# Stated exercise
Transcribe the listing word for word.

** START Data supplied **

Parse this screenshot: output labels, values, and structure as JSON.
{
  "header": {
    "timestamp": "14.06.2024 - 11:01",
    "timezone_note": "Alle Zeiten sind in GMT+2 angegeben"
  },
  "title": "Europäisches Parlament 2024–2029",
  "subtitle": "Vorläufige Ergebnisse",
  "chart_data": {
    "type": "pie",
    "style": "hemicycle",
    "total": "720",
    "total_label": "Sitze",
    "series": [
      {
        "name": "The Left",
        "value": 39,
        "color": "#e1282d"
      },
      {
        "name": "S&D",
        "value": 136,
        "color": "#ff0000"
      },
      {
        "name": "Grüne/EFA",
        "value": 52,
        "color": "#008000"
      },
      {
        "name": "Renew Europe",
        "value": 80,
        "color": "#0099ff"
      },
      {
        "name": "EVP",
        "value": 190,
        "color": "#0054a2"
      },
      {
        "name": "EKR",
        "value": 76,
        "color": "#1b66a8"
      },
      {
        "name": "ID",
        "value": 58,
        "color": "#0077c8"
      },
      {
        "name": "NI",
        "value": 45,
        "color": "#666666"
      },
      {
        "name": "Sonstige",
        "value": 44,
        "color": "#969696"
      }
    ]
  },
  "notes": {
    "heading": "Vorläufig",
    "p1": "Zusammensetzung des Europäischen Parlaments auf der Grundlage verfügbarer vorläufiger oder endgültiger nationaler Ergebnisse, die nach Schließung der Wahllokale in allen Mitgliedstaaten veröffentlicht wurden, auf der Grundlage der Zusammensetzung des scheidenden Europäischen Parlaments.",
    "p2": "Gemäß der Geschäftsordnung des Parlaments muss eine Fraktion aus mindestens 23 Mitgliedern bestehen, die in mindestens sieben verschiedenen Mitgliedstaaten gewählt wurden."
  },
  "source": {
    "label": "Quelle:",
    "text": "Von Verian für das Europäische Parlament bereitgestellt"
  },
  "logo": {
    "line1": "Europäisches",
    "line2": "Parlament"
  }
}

** END Data supplied **

# Result of the exercise
Parse this screenshot: output labels, values, and structure as JSON.
{
  "header": {
    "timestamp": "14.06.2024 - 11:01",
    "timezone_note": "Alle Zeiten sind in GMT+2 angegeben"
  },
  "title": "Europäisches Parlament 2024–2029",
  "subtitle": "Vorläufige Ergebnisse",
  "chart_data": {
    "type": "pie",
    "style": "hemicycle",
    "total": "720",
    "total_label": "Sitze",
    "series": [
      {
        "name": "The Left",
        "value": 39,
        "color": "#e1282d"
      },
      {
        "name": "S&D",
        "value": 136,
        "color": "#ff0000"
      },
      {
        "name": "Grüne/EFA",
        "value": 52,
        "color": "#008000"
      },
      {
        "name": "Renew Europe",
        "value": 80,
        "color": "#0099ff"
      },
      {
        "name": "EVP",
        "value": 190,
        "color": "#0054a2"
      },
      {
        "name": "EKR",
        "value": 76,
        "color": "#1b66a8"
      },
      {
        "name": "ID",
        "value": 58,
        "color": "#0077c8"
      },
      {
        "name": "NI",
        "value": 45,
        "color": "#666666"
      },
      {
        "name": "Sonstige",
        "value": 44,
        "color": "#969696"
      }
    ]
  },
  "notes": {
    "heading": "Vorläufig",
    "p1": "Zusammensetzung des Europäischen Parlaments auf der Grundlage verfügbarer vorläufiger oder endgültiger nationaler Ergebnisse, die nach Schließung der Wahllokale in allen Mitgliedstaaten veröffentlicht wurden, auf der Grundlage der Zusammensetzung des scheidenden Europäischen Parlaments.",
    "p2": "Gemäß der Geschäftsordnung des Parlaments muss eine Fraktion aus mindestens 23 Mitgliedern bestehen, die in mindestens sieben verschiedenen Mitgliedstaaten gewählt wurden."
  },
  "source": {
    "label": "Quelle:",
    "text": "Von Verian für das Europäische Parlament bereitgestellt"
  },
  "logo": {
    "line1": "Europäisches",
    "line2": "Parlament"
  }
}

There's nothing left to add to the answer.